● **TASK TO COMPLETE**:
Take every line from the listing below that includes "CHARACTERISTICS" and copy it.

═══ SUPPLIED RECORDS ═══

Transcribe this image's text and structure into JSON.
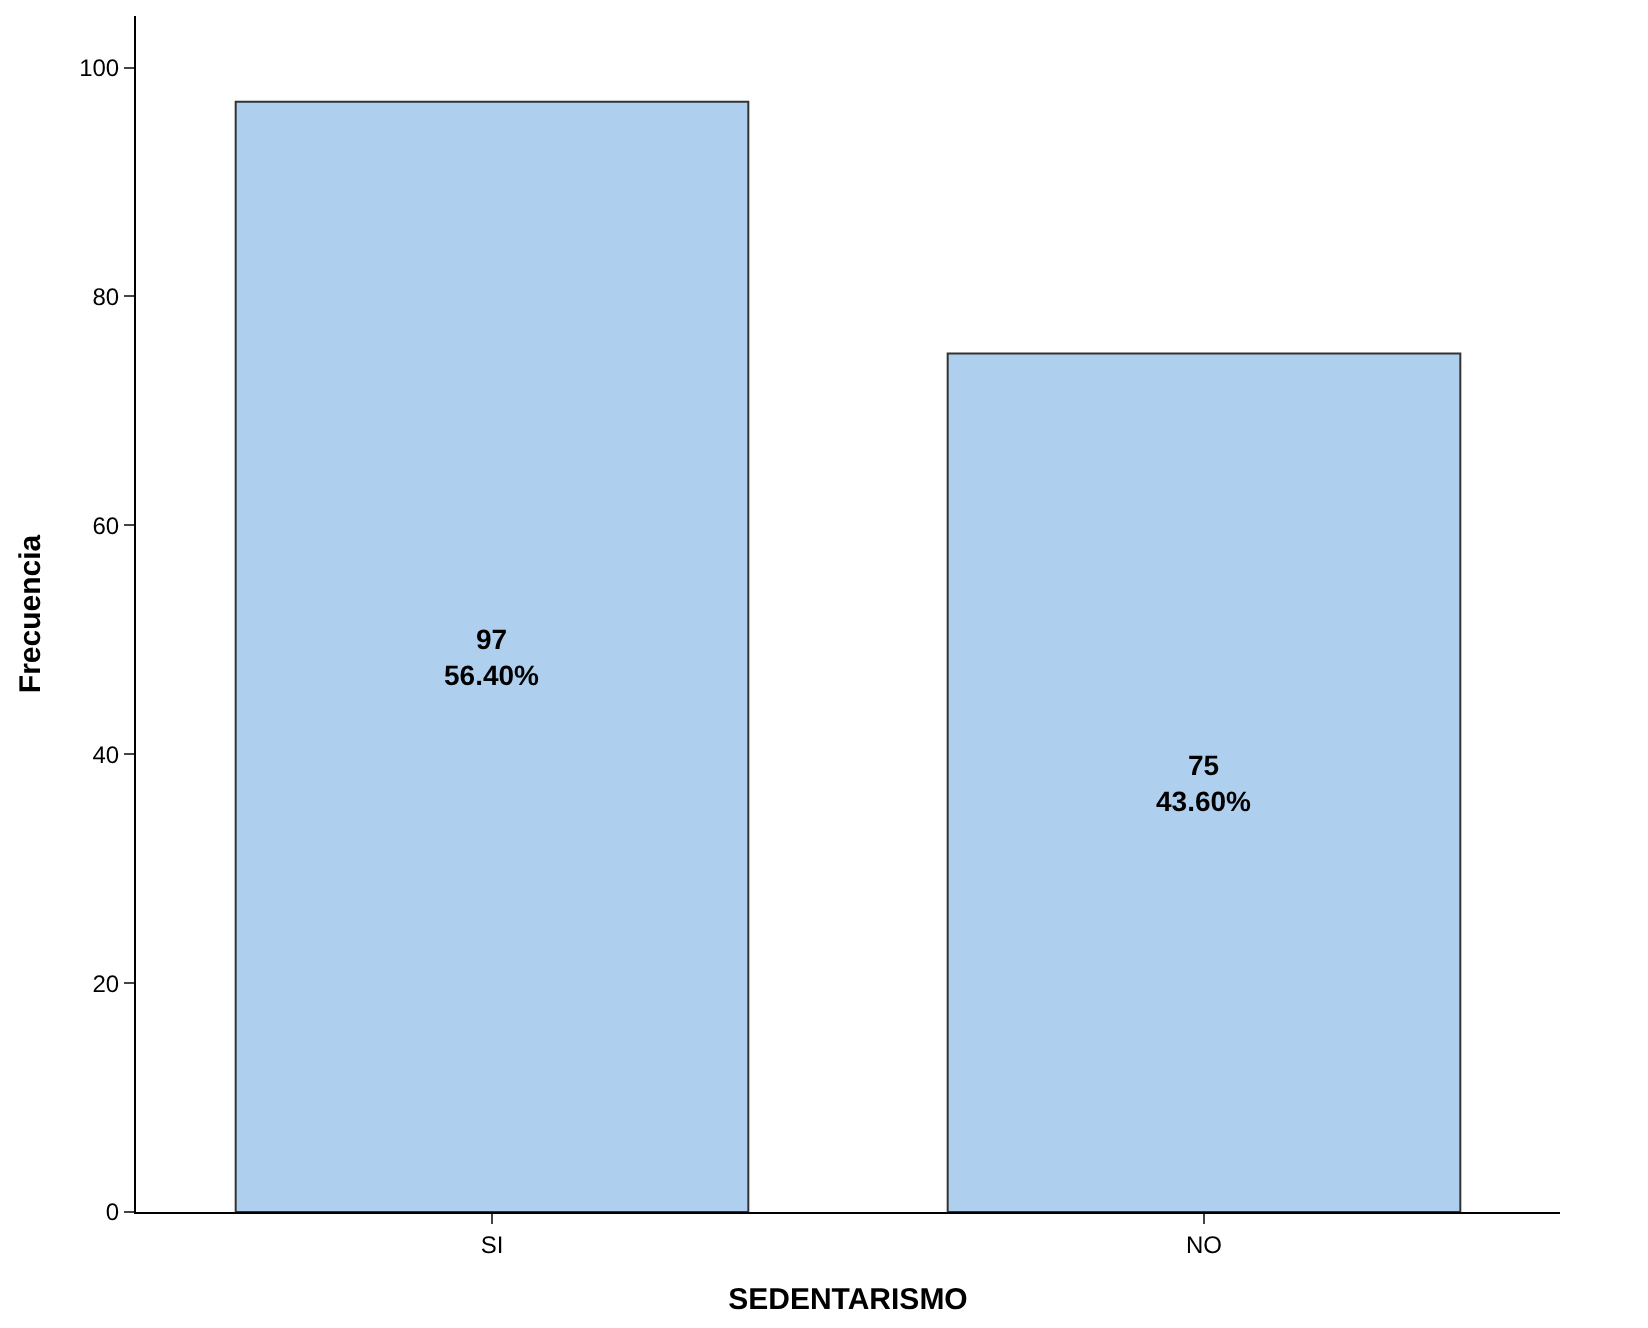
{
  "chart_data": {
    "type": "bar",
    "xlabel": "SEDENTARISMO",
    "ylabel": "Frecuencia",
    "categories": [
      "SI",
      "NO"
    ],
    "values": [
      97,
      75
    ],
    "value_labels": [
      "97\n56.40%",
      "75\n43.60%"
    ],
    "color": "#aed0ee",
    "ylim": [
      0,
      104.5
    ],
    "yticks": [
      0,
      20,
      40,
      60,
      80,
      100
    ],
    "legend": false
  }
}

═══
═══ SUPPLIED RECORDS ═══

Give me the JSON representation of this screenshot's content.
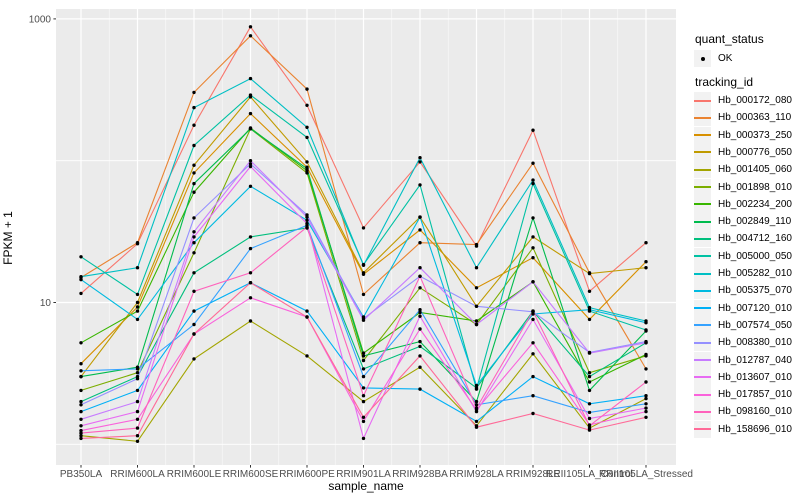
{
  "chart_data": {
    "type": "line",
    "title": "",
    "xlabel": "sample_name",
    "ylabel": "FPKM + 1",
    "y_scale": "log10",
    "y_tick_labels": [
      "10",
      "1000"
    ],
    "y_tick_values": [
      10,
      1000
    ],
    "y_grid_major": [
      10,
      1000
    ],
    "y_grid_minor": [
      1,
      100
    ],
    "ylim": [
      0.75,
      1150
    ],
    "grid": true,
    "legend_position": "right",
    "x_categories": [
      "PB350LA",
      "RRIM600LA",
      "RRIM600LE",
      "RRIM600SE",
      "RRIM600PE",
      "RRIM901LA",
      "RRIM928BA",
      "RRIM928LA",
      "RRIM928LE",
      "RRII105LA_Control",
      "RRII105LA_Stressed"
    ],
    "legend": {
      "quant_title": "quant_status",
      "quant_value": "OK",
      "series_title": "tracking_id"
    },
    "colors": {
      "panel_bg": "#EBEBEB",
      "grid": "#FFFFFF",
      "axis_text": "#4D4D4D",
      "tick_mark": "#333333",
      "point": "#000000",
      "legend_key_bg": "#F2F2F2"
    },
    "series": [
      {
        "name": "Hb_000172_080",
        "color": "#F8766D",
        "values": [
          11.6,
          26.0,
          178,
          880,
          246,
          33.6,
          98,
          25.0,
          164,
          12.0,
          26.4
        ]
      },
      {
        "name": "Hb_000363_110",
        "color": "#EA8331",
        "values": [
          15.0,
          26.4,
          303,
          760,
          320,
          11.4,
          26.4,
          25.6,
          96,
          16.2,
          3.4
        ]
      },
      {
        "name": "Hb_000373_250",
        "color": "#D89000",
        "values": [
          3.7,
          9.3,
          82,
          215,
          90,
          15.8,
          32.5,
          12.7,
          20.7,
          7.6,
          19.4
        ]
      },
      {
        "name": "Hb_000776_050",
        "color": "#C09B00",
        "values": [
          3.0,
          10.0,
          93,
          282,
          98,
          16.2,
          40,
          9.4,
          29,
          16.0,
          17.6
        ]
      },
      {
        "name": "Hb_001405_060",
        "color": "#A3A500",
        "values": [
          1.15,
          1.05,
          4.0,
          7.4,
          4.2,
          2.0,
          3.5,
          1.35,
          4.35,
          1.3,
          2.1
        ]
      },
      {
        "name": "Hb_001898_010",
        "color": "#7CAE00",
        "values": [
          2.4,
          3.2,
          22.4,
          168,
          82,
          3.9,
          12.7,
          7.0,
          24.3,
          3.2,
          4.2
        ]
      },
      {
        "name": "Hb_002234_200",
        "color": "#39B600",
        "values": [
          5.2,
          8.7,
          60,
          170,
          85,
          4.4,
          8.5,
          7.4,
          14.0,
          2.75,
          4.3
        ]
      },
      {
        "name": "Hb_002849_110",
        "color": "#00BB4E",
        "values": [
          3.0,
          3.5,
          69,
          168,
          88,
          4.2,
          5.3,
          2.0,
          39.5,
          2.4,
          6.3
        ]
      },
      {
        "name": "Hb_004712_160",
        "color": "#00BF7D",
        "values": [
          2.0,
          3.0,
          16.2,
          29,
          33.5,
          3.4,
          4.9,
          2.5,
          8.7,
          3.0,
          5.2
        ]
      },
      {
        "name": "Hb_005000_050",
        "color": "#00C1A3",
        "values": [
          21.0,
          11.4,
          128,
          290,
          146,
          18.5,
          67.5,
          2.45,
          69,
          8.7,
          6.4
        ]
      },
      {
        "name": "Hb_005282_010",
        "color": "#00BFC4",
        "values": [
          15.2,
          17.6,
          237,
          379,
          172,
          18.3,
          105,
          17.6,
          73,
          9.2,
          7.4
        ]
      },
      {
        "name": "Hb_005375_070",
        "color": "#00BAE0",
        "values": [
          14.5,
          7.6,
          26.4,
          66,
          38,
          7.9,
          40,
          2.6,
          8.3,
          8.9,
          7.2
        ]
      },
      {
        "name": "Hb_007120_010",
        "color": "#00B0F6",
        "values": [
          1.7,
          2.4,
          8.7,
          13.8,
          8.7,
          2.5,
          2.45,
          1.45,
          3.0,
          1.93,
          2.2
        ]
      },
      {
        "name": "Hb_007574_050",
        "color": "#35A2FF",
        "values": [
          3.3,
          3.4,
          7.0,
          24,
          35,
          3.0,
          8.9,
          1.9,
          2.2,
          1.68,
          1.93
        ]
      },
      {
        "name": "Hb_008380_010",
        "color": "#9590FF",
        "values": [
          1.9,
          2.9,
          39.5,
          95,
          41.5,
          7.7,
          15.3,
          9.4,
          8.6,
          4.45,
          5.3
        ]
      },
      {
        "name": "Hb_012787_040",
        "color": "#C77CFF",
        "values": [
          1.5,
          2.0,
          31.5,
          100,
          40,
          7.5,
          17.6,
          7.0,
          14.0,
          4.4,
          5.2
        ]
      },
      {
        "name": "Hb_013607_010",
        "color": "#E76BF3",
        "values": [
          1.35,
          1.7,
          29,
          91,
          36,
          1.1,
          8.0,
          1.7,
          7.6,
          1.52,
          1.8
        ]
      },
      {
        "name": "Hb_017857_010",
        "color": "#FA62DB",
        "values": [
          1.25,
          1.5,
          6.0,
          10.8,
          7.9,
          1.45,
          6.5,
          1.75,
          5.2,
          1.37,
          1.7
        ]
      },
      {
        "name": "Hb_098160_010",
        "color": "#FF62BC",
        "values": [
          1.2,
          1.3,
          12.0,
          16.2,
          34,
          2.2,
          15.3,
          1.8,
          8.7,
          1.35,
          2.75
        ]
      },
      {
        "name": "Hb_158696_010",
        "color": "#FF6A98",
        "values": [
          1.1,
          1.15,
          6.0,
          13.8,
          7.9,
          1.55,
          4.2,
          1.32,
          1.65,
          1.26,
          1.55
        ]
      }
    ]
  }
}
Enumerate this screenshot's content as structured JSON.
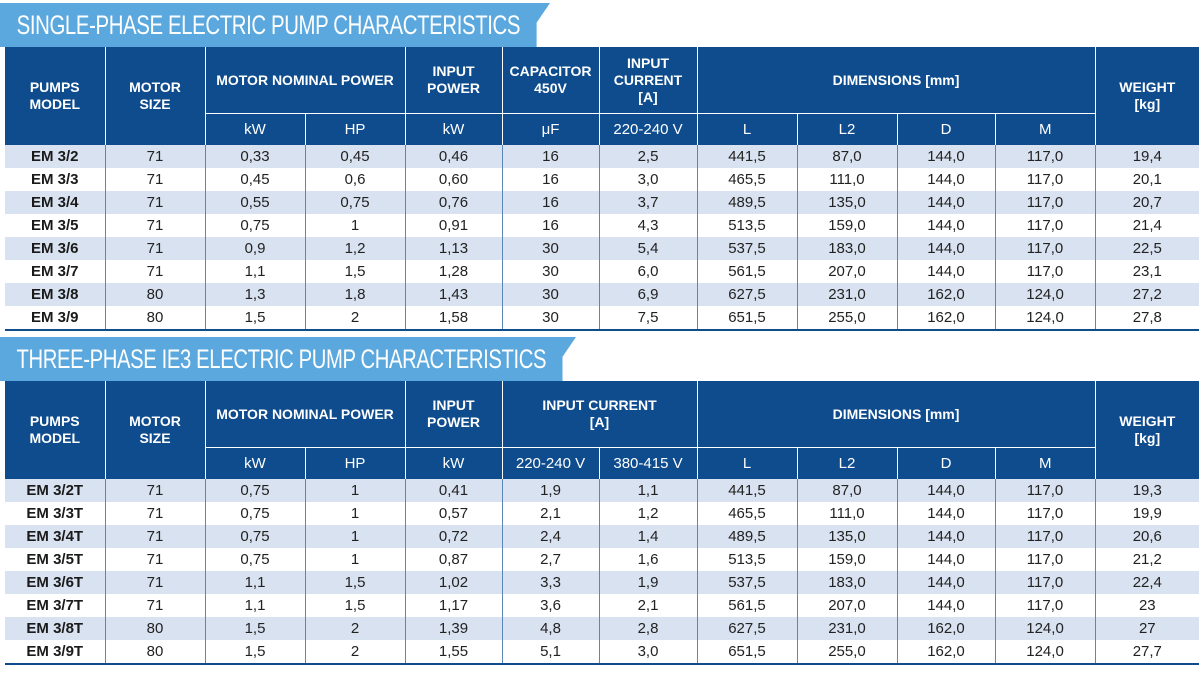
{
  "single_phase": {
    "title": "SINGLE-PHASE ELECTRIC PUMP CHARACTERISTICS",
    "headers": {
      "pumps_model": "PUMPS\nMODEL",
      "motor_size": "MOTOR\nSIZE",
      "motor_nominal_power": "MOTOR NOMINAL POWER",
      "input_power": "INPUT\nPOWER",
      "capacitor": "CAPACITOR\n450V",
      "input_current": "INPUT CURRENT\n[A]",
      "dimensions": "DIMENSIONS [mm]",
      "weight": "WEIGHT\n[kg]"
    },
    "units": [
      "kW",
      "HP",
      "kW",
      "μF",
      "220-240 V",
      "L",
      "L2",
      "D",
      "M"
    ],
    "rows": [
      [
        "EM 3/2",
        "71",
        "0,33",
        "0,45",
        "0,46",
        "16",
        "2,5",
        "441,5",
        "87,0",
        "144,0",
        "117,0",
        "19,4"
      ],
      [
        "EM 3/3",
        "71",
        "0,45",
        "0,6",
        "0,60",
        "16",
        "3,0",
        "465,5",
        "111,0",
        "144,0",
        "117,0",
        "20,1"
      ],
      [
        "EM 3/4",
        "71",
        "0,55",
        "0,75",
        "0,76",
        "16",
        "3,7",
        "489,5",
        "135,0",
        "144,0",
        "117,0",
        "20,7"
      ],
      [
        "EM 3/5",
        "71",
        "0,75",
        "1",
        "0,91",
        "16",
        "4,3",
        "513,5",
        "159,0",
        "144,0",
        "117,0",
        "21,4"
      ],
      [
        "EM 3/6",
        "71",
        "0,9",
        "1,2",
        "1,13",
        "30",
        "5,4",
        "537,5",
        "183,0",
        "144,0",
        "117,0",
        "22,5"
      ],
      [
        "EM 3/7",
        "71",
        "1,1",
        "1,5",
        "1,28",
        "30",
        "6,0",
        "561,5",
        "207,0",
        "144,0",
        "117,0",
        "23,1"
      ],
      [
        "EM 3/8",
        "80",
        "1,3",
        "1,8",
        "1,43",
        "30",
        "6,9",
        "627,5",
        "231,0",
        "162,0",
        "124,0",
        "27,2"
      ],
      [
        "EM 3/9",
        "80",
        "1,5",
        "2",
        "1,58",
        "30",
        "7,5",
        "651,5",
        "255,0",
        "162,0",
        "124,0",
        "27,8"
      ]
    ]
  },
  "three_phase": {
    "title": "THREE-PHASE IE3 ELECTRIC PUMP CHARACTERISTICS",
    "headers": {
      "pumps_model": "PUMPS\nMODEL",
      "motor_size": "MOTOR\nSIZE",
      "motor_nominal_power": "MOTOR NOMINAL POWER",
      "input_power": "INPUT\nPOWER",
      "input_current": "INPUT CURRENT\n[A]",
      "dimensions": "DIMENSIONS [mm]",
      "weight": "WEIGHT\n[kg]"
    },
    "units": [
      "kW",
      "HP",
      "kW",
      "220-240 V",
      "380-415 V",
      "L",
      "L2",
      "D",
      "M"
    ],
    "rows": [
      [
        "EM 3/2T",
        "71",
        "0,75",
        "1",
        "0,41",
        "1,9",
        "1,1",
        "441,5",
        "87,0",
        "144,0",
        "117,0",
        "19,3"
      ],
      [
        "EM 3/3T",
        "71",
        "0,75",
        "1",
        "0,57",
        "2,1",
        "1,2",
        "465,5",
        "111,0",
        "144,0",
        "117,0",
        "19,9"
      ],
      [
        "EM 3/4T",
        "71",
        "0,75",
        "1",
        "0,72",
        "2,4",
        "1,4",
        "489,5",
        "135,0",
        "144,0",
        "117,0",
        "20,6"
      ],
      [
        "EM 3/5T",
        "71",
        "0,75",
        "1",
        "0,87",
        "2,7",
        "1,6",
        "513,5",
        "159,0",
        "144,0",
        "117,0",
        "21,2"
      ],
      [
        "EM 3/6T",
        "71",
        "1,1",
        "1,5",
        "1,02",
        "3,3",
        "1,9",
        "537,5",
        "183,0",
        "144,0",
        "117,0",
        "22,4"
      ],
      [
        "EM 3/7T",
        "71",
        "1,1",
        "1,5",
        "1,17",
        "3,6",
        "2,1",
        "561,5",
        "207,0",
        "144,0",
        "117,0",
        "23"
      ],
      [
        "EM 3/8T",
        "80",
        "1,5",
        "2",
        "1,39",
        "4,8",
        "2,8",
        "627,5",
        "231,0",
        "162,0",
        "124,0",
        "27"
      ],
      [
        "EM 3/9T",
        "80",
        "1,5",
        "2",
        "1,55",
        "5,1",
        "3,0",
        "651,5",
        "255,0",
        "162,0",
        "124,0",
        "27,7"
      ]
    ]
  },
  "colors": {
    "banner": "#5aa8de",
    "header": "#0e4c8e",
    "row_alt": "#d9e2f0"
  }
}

═══

● **FINISHED EXERCISE**:
    "title": "SINGLE-PHASE ELECTRIC PUMP CHARACTERISTICS",
    "title": "THREE-PHASE IE3 ELECTRIC PUMP CHARACTERISTICS",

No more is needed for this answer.